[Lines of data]

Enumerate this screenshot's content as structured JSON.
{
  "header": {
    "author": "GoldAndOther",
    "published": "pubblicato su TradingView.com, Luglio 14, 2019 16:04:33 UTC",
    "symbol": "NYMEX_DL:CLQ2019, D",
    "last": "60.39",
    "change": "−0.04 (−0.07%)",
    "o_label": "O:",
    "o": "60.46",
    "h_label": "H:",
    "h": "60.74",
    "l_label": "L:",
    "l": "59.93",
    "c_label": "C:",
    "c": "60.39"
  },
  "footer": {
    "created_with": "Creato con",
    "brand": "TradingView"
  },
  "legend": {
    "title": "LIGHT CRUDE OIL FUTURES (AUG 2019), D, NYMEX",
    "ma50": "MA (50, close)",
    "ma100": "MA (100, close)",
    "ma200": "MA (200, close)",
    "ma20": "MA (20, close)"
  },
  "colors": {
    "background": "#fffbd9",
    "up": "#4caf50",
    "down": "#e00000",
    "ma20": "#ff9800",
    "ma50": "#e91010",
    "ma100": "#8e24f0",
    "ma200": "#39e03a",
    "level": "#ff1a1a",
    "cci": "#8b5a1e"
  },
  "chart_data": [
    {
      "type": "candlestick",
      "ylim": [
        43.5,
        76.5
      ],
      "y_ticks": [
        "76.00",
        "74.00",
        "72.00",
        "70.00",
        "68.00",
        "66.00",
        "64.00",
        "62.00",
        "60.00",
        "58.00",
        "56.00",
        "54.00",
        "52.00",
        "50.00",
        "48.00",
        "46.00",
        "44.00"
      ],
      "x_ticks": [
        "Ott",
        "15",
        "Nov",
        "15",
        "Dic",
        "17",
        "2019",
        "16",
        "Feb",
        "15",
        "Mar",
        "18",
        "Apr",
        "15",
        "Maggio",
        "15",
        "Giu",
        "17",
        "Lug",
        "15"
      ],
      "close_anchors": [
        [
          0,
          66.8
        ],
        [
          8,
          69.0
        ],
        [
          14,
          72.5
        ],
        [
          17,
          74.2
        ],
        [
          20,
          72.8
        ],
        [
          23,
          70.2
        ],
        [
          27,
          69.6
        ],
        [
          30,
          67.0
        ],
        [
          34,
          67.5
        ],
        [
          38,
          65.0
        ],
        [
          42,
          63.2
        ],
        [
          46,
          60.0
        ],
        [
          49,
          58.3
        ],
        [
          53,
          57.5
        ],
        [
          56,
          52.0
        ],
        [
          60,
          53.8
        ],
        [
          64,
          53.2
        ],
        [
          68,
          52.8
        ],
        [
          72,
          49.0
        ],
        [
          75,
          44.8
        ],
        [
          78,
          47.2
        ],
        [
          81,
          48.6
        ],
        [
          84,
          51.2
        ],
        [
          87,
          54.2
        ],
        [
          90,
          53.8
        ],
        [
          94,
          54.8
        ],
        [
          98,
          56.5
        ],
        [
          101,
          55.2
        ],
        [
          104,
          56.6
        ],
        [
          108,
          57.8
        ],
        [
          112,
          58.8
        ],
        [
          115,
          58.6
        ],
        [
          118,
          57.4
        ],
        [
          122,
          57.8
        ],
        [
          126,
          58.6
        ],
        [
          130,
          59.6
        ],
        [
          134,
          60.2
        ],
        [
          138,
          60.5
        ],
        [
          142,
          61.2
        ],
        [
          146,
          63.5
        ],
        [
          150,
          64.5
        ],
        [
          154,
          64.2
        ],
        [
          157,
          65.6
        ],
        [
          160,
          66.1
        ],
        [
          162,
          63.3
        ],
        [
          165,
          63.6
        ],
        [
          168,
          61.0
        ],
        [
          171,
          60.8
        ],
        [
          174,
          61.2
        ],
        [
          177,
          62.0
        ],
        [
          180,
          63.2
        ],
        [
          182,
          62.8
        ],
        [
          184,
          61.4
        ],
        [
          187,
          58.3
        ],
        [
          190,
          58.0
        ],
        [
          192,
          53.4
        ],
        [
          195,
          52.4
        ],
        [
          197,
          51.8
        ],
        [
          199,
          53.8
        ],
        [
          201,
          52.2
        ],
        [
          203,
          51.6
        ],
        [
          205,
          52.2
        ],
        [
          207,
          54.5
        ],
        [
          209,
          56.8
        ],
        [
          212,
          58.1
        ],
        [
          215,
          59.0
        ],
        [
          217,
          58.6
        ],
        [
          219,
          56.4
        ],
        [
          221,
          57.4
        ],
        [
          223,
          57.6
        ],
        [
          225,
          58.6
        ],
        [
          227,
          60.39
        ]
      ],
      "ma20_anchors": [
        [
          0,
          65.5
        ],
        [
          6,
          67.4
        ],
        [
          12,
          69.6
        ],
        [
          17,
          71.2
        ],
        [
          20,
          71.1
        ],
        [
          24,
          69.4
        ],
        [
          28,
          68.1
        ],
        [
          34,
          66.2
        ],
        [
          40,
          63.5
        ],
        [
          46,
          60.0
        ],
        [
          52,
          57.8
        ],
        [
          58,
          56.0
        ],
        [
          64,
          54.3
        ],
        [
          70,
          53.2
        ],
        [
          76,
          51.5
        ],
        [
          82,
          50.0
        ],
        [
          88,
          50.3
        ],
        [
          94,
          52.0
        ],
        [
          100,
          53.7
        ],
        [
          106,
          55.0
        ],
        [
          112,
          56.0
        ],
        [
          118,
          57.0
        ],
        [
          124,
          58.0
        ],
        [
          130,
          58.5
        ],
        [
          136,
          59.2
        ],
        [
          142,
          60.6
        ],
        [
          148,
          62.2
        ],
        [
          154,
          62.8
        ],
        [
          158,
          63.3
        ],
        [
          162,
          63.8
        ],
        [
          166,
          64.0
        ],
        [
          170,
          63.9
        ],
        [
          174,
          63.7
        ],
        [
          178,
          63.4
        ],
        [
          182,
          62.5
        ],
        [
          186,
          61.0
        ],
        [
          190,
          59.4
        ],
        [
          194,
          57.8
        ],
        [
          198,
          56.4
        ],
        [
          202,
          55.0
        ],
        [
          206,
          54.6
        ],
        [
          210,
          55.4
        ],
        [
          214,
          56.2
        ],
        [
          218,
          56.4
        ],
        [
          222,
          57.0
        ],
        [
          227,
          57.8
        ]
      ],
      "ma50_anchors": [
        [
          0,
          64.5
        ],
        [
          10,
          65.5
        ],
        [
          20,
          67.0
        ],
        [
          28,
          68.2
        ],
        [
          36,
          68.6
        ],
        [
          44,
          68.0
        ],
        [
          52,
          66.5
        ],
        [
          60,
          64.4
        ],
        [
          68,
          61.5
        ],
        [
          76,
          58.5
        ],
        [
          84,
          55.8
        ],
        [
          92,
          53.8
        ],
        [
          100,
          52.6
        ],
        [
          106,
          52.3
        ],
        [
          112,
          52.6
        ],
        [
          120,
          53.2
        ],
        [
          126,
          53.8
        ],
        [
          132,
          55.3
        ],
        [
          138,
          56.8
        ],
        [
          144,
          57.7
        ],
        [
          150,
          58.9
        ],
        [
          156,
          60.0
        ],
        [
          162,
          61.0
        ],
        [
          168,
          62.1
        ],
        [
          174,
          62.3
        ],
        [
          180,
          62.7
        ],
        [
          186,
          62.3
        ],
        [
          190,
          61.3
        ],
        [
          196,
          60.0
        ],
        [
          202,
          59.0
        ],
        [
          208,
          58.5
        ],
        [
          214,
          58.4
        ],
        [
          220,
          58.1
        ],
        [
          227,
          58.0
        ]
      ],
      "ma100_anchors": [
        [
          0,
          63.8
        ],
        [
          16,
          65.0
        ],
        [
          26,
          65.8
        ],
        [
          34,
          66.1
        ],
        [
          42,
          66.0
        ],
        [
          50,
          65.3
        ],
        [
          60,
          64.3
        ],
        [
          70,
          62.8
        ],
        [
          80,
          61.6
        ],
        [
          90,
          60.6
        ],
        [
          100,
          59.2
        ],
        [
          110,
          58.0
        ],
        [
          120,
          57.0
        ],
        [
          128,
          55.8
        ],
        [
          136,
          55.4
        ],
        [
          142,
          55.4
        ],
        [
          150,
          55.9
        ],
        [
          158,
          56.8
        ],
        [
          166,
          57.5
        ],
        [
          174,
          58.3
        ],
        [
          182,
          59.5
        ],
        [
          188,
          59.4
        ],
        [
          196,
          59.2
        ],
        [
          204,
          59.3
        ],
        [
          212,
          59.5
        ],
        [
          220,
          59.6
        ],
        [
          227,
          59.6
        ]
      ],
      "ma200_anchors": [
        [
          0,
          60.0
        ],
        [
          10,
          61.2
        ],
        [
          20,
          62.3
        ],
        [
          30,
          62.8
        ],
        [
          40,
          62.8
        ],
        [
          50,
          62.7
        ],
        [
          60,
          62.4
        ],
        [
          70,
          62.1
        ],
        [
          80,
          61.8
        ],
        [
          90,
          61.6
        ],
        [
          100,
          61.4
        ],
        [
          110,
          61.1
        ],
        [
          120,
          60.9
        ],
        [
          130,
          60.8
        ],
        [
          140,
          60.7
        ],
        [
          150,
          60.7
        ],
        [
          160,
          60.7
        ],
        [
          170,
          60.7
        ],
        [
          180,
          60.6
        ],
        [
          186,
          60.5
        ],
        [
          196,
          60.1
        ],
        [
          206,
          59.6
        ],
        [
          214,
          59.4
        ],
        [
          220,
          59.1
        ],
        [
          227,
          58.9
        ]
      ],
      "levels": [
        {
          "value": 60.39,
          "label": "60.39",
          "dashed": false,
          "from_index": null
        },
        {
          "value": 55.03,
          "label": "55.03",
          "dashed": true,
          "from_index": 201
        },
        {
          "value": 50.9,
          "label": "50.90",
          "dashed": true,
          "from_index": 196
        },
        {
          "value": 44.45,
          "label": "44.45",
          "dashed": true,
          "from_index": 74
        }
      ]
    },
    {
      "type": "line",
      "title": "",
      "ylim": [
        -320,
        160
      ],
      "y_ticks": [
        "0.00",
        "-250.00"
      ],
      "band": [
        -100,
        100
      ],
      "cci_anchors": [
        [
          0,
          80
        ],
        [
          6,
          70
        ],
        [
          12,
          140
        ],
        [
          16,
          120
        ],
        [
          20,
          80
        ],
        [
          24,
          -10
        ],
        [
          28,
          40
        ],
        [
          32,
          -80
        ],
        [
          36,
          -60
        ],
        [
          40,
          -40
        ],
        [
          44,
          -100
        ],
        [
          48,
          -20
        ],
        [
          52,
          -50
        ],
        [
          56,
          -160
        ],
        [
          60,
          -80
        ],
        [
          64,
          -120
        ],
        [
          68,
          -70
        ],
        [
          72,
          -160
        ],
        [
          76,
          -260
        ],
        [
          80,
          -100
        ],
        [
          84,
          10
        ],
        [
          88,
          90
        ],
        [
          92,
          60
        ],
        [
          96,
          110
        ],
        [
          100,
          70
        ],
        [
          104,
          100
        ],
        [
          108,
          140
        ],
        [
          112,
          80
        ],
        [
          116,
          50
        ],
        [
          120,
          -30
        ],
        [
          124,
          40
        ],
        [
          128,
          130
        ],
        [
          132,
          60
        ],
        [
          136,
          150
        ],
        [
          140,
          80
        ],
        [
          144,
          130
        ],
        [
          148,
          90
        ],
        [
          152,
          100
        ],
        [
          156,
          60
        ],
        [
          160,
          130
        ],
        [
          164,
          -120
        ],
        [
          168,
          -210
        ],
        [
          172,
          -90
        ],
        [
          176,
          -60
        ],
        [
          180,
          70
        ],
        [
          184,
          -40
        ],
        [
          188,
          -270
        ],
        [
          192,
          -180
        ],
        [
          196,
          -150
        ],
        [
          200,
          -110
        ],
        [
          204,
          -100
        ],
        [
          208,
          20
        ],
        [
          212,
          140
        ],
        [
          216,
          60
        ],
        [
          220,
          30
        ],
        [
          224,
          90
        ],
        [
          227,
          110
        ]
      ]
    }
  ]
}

● **What you have to do**
From the listing above, copy every line that includes the word "title".

● **Worked answer**
    "title": "LIGHT CRUDE OIL FUTURES (AUG 2019), D, NYMEX",
      "title": "",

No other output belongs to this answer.